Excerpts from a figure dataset
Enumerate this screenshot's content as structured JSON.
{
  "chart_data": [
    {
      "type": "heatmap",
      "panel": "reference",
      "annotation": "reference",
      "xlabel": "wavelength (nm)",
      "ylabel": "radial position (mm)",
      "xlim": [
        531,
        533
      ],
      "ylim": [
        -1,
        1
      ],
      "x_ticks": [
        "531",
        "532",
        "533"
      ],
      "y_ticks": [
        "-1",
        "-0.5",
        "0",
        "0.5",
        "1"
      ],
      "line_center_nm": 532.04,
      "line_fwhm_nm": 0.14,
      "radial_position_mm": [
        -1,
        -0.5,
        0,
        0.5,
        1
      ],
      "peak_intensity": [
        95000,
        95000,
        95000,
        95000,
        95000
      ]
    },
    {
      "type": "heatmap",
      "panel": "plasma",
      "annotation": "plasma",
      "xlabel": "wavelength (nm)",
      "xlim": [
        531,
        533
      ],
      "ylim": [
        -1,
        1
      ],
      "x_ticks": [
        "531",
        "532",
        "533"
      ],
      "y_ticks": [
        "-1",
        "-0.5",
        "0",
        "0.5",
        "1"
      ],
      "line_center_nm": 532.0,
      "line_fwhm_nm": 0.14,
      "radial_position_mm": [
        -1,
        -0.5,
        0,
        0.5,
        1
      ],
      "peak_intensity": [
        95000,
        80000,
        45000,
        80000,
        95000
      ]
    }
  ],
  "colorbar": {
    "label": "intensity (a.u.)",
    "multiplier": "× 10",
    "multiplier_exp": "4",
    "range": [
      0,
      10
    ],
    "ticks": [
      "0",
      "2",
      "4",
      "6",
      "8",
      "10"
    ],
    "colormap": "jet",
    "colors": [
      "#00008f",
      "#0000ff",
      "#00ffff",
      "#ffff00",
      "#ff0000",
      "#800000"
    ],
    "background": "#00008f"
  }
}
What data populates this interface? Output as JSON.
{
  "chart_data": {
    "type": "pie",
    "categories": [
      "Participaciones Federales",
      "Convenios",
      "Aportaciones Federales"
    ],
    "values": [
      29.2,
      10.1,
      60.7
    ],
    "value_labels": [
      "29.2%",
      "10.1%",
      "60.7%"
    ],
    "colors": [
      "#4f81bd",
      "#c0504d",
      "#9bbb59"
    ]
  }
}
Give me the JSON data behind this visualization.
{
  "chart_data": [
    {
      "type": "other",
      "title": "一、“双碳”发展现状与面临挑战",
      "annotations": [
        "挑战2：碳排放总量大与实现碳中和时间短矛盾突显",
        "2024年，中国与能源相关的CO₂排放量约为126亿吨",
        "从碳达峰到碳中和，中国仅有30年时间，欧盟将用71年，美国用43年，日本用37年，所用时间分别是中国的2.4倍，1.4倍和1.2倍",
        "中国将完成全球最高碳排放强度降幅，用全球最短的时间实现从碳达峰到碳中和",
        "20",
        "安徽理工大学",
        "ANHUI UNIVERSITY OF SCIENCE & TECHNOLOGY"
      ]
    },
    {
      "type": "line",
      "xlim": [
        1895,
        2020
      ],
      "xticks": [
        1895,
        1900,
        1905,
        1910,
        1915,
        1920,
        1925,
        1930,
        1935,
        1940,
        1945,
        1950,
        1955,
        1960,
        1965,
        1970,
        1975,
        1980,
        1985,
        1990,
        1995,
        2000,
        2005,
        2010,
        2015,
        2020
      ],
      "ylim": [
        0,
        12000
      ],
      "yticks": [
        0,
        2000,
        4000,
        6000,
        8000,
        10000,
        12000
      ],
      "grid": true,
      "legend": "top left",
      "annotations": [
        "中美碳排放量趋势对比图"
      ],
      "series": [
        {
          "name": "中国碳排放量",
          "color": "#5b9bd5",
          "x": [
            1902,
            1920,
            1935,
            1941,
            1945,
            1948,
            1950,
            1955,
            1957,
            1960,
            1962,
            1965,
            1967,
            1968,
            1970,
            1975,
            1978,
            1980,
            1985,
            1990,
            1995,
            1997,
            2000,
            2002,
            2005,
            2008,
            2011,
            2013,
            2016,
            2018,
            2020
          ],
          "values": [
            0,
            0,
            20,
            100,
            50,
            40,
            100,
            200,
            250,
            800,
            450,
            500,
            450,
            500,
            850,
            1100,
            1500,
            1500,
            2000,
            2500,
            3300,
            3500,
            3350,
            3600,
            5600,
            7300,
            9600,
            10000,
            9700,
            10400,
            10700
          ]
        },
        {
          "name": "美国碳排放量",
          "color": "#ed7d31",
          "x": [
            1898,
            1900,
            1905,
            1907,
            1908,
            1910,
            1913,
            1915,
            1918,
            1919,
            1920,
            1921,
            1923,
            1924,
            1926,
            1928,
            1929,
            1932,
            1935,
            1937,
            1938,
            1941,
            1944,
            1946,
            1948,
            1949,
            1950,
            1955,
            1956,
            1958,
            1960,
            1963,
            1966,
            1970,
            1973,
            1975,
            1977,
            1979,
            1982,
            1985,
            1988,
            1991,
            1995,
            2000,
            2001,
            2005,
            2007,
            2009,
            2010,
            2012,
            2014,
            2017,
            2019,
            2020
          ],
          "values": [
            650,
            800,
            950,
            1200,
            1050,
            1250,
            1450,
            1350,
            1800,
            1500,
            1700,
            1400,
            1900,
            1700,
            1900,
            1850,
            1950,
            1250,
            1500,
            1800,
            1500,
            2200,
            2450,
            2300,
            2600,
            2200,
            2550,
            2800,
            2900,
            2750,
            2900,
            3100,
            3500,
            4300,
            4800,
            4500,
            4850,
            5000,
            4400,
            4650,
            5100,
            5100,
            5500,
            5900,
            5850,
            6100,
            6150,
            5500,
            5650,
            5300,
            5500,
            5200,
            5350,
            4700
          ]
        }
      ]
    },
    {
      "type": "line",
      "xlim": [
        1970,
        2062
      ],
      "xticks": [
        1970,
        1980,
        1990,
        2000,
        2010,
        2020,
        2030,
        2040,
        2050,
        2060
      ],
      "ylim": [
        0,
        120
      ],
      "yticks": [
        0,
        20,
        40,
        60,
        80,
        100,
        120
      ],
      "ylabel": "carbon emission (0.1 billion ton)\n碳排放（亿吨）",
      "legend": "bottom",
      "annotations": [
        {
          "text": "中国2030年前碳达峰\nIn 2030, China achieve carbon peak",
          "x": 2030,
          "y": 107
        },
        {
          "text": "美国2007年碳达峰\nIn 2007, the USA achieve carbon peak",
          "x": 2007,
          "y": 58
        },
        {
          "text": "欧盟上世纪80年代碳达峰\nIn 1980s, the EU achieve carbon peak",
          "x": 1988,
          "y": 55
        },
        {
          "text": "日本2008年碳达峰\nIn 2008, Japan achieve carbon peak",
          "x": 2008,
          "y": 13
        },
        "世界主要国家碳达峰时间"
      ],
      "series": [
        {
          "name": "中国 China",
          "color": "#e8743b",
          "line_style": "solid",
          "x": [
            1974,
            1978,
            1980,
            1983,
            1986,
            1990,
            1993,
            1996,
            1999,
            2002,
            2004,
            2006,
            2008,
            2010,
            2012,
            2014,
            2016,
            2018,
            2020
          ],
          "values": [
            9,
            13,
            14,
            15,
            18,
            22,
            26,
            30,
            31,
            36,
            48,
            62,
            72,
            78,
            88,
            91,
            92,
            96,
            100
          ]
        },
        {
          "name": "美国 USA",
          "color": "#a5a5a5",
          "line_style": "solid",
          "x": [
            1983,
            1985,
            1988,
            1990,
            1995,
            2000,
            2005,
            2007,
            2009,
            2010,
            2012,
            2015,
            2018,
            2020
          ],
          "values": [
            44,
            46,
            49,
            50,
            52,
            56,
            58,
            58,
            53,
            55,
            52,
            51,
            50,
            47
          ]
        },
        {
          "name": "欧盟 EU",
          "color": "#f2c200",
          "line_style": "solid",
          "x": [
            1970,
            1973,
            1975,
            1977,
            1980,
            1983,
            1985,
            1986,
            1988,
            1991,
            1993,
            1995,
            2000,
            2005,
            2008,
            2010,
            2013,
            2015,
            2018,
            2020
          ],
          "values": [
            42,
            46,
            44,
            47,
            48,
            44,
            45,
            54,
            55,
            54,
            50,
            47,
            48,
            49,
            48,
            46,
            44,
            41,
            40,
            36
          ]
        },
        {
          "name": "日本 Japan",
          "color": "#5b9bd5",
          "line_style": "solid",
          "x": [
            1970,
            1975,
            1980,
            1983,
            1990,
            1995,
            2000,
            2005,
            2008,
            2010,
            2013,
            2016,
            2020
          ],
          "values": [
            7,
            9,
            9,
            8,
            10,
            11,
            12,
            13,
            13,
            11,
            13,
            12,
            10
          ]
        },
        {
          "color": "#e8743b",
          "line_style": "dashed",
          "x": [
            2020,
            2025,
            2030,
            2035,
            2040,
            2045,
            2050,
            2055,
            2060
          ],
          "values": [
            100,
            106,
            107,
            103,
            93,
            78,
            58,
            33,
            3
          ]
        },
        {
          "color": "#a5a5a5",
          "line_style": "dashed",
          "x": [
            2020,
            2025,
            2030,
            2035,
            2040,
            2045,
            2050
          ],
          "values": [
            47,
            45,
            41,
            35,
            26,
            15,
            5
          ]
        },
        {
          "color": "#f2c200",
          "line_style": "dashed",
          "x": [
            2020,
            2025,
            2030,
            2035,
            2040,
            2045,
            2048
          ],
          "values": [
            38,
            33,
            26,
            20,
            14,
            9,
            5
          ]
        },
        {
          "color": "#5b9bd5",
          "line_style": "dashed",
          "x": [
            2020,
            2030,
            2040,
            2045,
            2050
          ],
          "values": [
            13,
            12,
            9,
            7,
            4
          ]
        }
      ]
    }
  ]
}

Instruction:
A line counts if it holds the word "name". Work out how many lines in the listing count, and give only that number.

Exercise response:
6